### [WHAT THIS TASK INVOLVES]
Return every line of the records below, unchanged and in the same order.

### [MATERIAL SUPPLIED]
========================================

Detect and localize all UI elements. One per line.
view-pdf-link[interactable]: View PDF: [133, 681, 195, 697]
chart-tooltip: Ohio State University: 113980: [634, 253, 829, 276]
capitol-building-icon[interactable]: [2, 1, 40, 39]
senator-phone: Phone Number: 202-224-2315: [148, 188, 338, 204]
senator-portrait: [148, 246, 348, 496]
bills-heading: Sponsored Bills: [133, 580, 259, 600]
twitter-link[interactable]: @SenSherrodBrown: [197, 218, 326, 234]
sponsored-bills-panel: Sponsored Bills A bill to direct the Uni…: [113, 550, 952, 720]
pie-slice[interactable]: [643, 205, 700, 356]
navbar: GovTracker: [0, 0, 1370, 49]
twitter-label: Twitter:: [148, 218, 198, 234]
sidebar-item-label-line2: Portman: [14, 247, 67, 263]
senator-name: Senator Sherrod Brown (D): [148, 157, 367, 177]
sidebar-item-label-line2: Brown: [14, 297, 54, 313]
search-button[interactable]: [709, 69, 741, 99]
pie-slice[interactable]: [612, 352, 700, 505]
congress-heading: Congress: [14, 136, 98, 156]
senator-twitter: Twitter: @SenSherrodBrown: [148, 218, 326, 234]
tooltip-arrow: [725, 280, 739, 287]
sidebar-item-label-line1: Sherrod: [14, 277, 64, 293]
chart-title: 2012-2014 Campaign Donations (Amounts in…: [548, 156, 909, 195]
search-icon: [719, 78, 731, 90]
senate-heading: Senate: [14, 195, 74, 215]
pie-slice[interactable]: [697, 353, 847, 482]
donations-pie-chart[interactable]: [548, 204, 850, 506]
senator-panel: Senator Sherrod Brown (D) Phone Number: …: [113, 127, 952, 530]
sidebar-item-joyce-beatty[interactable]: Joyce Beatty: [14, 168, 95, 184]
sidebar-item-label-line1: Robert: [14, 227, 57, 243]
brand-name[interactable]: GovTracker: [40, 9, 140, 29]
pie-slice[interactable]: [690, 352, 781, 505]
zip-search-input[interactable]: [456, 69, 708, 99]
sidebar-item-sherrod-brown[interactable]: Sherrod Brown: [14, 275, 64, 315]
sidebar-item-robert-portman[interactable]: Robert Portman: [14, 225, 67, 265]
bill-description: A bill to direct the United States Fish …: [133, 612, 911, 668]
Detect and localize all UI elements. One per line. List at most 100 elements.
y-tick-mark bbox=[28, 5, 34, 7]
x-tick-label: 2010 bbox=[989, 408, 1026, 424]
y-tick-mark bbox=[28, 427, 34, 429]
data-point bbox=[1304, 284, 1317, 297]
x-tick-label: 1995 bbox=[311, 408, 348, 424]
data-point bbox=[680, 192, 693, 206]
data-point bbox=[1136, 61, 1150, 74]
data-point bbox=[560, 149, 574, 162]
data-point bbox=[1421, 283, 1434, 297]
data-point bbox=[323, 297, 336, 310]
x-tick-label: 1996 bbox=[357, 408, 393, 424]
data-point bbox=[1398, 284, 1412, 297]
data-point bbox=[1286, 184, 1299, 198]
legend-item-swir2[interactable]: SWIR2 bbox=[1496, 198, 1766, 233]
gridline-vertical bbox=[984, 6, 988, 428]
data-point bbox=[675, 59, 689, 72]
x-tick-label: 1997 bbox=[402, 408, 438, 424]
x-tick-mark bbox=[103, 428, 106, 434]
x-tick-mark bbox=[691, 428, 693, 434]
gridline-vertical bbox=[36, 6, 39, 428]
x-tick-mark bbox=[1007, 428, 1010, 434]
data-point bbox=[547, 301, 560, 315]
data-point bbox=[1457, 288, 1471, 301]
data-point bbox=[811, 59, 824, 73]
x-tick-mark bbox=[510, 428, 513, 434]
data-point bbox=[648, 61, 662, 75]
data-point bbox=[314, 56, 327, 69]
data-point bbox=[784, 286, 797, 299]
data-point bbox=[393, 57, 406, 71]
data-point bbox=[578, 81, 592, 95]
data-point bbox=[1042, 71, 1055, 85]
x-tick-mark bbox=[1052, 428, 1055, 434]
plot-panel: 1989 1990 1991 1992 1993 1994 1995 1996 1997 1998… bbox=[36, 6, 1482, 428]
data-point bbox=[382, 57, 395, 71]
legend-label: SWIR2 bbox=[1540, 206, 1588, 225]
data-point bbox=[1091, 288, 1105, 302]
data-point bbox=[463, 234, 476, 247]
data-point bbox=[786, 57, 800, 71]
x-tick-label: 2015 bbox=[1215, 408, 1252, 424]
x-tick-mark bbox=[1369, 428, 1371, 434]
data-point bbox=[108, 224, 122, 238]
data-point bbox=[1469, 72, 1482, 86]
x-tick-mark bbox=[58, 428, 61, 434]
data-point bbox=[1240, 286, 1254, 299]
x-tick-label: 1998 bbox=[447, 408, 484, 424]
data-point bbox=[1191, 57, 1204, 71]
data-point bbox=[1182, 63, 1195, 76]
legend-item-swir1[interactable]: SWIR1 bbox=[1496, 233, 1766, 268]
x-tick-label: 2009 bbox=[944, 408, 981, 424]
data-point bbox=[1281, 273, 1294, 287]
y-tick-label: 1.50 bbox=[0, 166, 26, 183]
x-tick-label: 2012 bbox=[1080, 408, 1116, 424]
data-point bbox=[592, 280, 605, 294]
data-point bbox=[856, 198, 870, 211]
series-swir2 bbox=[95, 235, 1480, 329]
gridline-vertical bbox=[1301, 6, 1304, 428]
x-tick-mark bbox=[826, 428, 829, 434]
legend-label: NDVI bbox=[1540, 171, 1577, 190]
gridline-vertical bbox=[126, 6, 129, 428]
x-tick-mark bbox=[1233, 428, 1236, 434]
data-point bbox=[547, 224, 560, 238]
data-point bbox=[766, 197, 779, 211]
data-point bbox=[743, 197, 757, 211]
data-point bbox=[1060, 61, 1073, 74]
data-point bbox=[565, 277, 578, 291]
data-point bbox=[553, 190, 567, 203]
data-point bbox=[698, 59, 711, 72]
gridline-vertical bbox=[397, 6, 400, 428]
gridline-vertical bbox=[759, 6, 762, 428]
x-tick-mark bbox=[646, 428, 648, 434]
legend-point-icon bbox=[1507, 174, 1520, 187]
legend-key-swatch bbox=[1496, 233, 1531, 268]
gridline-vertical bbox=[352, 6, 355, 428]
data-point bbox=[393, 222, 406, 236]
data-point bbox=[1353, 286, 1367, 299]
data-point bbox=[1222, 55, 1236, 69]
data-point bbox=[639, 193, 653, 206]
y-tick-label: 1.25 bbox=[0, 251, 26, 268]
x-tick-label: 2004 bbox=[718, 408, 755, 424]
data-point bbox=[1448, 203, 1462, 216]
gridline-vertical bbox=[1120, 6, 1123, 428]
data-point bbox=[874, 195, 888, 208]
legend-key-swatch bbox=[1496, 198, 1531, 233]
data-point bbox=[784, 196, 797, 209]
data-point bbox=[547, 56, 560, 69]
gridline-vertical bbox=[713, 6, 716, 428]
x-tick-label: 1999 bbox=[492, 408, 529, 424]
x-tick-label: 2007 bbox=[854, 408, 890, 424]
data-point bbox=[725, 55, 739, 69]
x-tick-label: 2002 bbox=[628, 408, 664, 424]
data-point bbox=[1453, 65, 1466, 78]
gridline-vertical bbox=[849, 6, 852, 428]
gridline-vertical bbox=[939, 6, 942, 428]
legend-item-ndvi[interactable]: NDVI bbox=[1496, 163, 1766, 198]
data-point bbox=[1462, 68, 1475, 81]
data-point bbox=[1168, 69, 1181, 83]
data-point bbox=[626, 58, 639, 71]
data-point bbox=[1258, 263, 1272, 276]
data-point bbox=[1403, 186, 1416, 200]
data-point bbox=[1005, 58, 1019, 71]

========================================

### [COMPLETE ANSWER]
Detect and localize all UI elements. One per line.
view-pdf-link[interactable]: View PDF: [133, 681, 195, 697]
chart-tooltip: Ohio State University: 113980: [634, 253, 829, 276]
capitol-building-icon[interactable]: [2, 1, 40, 39]
senator-phone: Phone Number: 202-224-2315: [148, 188, 338, 204]
senator-portrait: [148, 246, 348, 496]
bills-heading: Sponsored Bills: [133, 580, 259, 600]
twitter-link[interactable]: @SenSherrodBrown: [197, 218, 326, 234]
sponsored-bills-panel: Sponsored Bills A bill to direct the Uni…: [113, 550, 952, 720]
pie-slice[interactable]: [643, 205, 700, 356]
navbar: GovTracker: [0, 0, 1370, 49]
twitter-label: Twitter:: [148, 218, 198, 234]
sidebar-item-label-line2: Portman: [14, 247, 67, 263]
senator-name: Senator Sherrod Brown (D): [148, 157, 367, 177]
sidebar-item-label-line2: Brown: [14, 297, 54, 313]
search-button[interactable]: [709, 69, 741, 99]
pie-slice[interactable]: [612, 352, 700, 505]
congress-heading: Congress: [14, 136, 98, 156]
senator-twitter: Twitter: @SenSherrodBrown: [148, 218, 326, 234]
tooltip-arrow: [725, 280, 739, 287]
sidebar-item-label-line1: Sherrod: [14, 277, 64, 293]
chart-title: 2012-2014 Campaign Donations (Amounts in…: [548, 156, 909, 195]
search-icon: [719, 78, 731, 90]
senate-heading: Senate: [14, 195, 74, 215]
pie-slice[interactable]: [697, 353, 847, 482]
donations-pie-chart[interactable]: [548, 204, 850, 506]
senator-panel: Senator Sherrod Brown (D) Phone Number: …: [113, 127, 952, 530]
sidebar-item-joyce-beatty[interactable]: Joyce Beatty: [14, 168, 95, 184]
sidebar-item-label-line1: Robert: [14, 227, 57, 243]
brand-name[interactable]: GovTracker: [40, 9, 140, 29]
pie-slice[interactable]: [690, 352, 781, 505]
zip-search-input[interactable]: [456, 69, 708, 99]
sidebar-item-sherrod-brown[interactable]: Sherrod Brown: [14, 275, 64, 315]
sidebar-item-robert-portman[interactable]: Robert Portman: [14, 225, 67, 265]
bill-description: A bill to direct the United States Fish …: [133, 612, 911, 668]
Detect and localize all UI elements. One per line. List at most 100 elements.
y-tick-mark bbox=[28, 5, 34, 7]
x-tick-label: 2010 bbox=[989, 408, 1026, 424]
y-tick-mark bbox=[28, 427, 34, 429]
data-point bbox=[1304, 284, 1317, 297]
x-tick-label: 1995 bbox=[311, 408, 348, 424]
data-point bbox=[680, 192, 693, 206]
data-point bbox=[1136, 61, 1150, 74]
data-point bbox=[560, 149, 574, 162]
data-point bbox=[1421, 283, 1434, 297]
data-point bbox=[323, 297, 336, 310]
x-tick-label: 1996 bbox=[357, 408, 393, 424]
data-point bbox=[1398, 284, 1412, 297]
data-point bbox=[1286, 184, 1299, 198]
legend-item-swir2[interactable]: SWIR2 bbox=[1496, 198, 1766, 233]
gridline-vertical bbox=[984, 6, 988, 428]
data-point bbox=[675, 59, 689, 72]
x-tick-label: 1997 bbox=[402, 408, 438, 424]
x-tick-mark bbox=[103, 428, 106, 434]
x-tick-mark bbox=[691, 428, 693, 434]
gridline-vertical bbox=[36, 6, 39, 428]
x-tick-mark bbox=[1007, 428, 1010, 434]
data-point bbox=[547, 301, 560, 315]
data-point bbox=[1457, 288, 1471, 301]
data-point bbox=[811, 59, 824, 73]
x-tick-mark bbox=[510, 428, 513, 434]
data-point bbox=[648, 61, 662, 75]
data-point bbox=[314, 56, 327, 69]
data-point bbox=[784, 286, 797, 299]
data-point bbox=[393, 57, 406, 71]
data-point bbox=[578, 81, 592, 95]
data-point bbox=[1042, 71, 1055, 85]
x-tick-mark bbox=[1052, 428, 1055, 434]
plot-panel: 1989 1990 1991 1992 1993 1994 1995 1996 1997 1998… bbox=[36, 6, 1482, 428]
data-point bbox=[382, 57, 395, 71]
legend-label: SWIR2 bbox=[1540, 206, 1588, 225]
data-point bbox=[1091, 288, 1105, 302]
data-point bbox=[463, 234, 476, 247]
data-point bbox=[786, 57, 800, 71]
x-tick-label: 2015 bbox=[1215, 408, 1252, 424]
x-tick-mark bbox=[1369, 428, 1371, 434]
data-point bbox=[108, 224, 122, 238]
data-point bbox=[1469, 72, 1482, 86]
x-tick-mark bbox=[58, 428, 61, 434]
data-point bbox=[1240, 286, 1254, 299]
x-tick-label: 1998 bbox=[447, 408, 484, 424]
data-point bbox=[1191, 57, 1204, 71]
data-point bbox=[1182, 63, 1195, 76]
legend-item-swir1[interactable]: SWIR1 bbox=[1496, 233, 1766, 268]
x-tick-label: 2009 bbox=[944, 408, 981, 424]
data-point bbox=[1281, 273, 1294, 287]
y-tick-label: 1.50 bbox=[0, 166, 26, 183]
x-tick-label: 2012 bbox=[1080, 408, 1116, 424]
data-point bbox=[592, 280, 605, 294]
data-point bbox=[856, 198, 870, 211]
series-swir2 bbox=[95, 235, 1480, 329]
gridline-vertical bbox=[1301, 6, 1304, 428]
x-tick-mark bbox=[826, 428, 829, 434]
legend-label: NDVI bbox=[1540, 171, 1577, 190]
gridline-vertical bbox=[126, 6, 129, 428]
x-tick-mark bbox=[1233, 428, 1236, 434]
data-point bbox=[547, 224, 560, 238]
data-point bbox=[766, 197, 779, 211]
data-point bbox=[743, 197, 757, 211]
data-point bbox=[1060, 61, 1073, 74]
data-point bbox=[565, 277, 578, 291]
data-point bbox=[553, 190, 567, 203]
data-point bbox=[698, 59, 711, 72]
gridline-vertical bbox=[397, 6, 400, 428]
gridline-vertical bbox=[759, 6, 762, 428]
x-tick-mark bbox=[646, 428, 648, 434]
legend-point-icon bbox=[1507, 174, 1520, 187]
legend-key-swatch bbox=[1496, 233, 1531, 268]
gridline-vertical bbox=[352, 6, 355, 428]
data-point bbox=[393, 222, 406, 236]
data-point bbox=[1353, 286, 1367, 299]
data-point bbox=[1222, 55, 1236, 69]
data-point bbox=[639, 193, 653, 206]
y-tick-label: 1.25 bbox=[0, 251, 26, 268]
x-tick-label: 2004 bbox=[718, 408, 755, 424]
data-point bbox=[1448, 203, 1462, 216]
gridline-vertical bbox=[1120, 6, 1123, 428]
data-point bbox=[874, 195, 888, 208]
legend-key-swatch bbox=[1496, 198, 1531, 233]
data-point bbox=[784, 196, 797, 209]
data-point bbox=[547, 56, 560, 69]
gridline-vertical bbox=[713, 6, 716, 428]
x-tick-label: 1999 bbox=[492, 408, 529, 424]
x-tick-label: 2007 bbox=[854, 408, 890, 424]
data-point bbox=[725, 55, 739, 69]
x-tick-label: 2002 bbox=[628, 408, 664, 424]
data-point bbox=[1453, 65, 1466, 78]
gridline-vertical bbox=[849, 6, 852, 428]
gridline-vertical bbox=[939, 6, 942, 428]
legend-item-ndvi[interactable]: NDVI bbox=[1496, 163, 1766, 198]
data-point bbox=[1462, 68, 1475, 81]
data-point bbox=[1168, 69, 1181, 83]
data-point bbox=[626, 58, 639, 71]
data-point bbox=[1258, 263, 1272, 276]
data-point bbox=[1403, 186, 1416, 200]
data-point bbox=[1005, 58, 1019, 71]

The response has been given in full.